◆ **REQUIRED TASK**: Extract all lines containing "ylabel".
--- Start GIVEN DATA ---
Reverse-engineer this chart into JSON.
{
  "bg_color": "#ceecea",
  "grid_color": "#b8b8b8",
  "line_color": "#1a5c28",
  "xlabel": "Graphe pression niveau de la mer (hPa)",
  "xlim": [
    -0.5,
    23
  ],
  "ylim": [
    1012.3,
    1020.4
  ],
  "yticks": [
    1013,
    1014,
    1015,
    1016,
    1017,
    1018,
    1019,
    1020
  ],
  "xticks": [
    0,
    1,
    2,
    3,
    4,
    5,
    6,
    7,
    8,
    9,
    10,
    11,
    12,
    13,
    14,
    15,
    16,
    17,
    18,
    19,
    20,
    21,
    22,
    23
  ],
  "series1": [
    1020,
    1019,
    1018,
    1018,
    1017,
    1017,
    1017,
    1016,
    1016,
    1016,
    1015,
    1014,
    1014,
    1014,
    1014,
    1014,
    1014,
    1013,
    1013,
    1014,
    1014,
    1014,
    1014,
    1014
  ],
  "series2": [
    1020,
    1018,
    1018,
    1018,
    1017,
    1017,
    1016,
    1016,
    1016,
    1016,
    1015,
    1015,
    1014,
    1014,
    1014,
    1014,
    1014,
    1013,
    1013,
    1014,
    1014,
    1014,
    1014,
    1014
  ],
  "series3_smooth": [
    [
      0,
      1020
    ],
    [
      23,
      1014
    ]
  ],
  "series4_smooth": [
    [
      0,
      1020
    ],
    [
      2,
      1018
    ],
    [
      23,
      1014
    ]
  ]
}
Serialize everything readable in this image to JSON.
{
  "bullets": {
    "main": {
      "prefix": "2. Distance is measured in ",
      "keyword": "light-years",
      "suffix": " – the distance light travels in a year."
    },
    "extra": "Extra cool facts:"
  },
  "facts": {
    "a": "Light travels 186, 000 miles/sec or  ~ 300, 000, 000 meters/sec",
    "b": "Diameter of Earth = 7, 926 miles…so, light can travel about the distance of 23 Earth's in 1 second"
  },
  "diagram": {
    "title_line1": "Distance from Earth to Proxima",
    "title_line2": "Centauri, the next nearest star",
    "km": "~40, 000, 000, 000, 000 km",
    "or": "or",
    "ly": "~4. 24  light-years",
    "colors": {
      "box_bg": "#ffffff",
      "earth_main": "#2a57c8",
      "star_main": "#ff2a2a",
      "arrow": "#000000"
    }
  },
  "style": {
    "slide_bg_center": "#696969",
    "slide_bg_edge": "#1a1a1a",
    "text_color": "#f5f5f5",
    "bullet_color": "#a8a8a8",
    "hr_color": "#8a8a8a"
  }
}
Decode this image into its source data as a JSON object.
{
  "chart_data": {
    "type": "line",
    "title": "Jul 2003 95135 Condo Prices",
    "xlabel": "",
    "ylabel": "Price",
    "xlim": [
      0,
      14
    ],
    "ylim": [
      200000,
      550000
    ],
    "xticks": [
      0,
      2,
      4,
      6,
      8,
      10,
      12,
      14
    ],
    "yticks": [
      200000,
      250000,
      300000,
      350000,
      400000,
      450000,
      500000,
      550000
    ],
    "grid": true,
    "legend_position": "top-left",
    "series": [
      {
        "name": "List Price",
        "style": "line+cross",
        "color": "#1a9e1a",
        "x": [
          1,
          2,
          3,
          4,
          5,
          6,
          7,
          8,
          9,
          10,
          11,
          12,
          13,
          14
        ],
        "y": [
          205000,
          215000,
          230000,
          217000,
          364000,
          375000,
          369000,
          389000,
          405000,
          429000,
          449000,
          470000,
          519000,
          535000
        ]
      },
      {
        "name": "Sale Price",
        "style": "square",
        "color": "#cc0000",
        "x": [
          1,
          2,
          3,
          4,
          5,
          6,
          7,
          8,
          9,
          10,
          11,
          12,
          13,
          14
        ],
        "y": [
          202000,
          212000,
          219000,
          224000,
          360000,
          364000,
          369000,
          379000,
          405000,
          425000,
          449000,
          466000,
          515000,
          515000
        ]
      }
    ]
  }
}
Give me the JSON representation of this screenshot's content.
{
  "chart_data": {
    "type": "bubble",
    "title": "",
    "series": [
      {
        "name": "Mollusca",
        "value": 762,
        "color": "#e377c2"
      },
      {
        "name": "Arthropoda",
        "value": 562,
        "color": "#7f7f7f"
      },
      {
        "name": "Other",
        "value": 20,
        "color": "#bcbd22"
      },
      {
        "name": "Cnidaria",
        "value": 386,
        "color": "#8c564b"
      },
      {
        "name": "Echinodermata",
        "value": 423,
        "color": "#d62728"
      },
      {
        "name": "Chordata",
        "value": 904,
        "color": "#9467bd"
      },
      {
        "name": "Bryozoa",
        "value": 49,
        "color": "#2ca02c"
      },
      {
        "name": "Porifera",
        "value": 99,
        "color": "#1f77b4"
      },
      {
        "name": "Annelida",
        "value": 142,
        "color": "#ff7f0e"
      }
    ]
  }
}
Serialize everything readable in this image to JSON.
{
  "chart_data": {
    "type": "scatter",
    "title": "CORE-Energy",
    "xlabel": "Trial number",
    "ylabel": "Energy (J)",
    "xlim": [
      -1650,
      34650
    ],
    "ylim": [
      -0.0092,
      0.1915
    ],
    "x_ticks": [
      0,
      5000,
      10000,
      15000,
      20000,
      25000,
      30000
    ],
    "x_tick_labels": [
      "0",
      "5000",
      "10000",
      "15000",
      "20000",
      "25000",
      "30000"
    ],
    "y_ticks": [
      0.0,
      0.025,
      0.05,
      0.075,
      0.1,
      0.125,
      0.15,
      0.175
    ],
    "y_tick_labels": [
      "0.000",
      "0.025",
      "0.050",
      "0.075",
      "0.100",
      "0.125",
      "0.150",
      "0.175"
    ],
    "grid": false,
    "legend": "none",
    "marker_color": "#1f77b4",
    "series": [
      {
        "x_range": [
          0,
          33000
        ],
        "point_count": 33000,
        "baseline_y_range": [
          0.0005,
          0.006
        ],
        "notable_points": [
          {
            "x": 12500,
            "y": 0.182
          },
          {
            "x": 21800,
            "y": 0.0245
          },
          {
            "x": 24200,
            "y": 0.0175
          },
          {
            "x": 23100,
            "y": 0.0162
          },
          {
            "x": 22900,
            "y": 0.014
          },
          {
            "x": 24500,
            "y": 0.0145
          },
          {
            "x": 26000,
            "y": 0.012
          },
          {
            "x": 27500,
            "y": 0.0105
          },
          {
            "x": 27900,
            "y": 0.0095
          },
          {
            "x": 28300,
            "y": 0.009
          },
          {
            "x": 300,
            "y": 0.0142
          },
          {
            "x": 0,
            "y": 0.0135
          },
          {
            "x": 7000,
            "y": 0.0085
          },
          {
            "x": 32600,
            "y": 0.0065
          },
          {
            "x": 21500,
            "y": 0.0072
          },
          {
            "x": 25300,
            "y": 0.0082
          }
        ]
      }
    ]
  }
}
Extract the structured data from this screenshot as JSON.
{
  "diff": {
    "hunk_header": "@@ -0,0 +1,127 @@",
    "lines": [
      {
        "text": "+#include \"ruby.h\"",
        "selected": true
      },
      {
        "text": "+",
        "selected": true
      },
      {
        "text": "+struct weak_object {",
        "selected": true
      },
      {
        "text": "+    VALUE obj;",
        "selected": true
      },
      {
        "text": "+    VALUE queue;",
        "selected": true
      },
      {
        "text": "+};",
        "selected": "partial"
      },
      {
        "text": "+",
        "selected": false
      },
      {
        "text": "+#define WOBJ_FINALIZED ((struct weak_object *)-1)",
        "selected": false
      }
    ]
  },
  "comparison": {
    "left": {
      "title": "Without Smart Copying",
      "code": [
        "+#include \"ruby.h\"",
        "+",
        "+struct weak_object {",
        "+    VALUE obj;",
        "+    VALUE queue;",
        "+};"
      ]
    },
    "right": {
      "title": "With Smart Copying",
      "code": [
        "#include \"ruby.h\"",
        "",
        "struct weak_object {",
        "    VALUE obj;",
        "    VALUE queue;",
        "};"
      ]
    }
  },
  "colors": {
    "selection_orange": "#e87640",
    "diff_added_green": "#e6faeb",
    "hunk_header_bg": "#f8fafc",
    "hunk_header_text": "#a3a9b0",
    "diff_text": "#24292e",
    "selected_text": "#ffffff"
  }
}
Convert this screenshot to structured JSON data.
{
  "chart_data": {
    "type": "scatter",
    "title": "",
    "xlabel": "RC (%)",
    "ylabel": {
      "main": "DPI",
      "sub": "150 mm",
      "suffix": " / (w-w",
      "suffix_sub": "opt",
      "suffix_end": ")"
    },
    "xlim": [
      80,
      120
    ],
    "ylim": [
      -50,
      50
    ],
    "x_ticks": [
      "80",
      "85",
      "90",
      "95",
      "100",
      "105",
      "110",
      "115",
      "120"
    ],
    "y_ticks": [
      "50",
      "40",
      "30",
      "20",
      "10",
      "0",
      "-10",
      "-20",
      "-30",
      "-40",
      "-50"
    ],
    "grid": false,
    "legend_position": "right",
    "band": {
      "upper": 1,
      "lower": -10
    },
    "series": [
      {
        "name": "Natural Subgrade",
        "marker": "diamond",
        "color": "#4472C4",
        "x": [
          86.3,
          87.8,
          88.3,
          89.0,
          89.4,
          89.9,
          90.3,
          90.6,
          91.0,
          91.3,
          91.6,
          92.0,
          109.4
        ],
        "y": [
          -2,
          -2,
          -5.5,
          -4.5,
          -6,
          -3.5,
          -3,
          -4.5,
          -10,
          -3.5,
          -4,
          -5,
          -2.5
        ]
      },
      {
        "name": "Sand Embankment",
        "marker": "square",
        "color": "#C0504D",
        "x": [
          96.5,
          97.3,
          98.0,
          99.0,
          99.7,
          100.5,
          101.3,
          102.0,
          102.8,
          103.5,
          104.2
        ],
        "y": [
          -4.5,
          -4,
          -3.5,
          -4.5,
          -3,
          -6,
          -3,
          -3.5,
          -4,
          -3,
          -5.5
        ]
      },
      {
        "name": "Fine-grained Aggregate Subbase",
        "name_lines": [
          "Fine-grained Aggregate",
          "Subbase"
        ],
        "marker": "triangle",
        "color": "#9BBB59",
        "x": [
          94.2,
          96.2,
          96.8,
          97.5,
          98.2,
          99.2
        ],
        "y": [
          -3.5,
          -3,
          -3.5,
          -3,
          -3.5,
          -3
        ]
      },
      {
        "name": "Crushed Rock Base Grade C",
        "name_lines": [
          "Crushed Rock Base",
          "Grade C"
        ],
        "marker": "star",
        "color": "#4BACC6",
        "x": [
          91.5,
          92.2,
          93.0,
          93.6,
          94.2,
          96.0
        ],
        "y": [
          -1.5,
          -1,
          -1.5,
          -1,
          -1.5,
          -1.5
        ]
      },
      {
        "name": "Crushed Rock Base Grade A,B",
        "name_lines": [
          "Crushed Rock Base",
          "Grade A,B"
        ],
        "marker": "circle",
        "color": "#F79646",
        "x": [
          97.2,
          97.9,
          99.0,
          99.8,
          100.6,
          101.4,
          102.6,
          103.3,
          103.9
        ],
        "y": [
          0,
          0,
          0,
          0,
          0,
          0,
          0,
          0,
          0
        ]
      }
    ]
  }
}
--- End GIVEN DATA ---
◆ **ANSWER FOR THIS EXERCISE**:
    "ylabel": "Price",
    "ylabel": "Energy (J)",
    "ylabel": {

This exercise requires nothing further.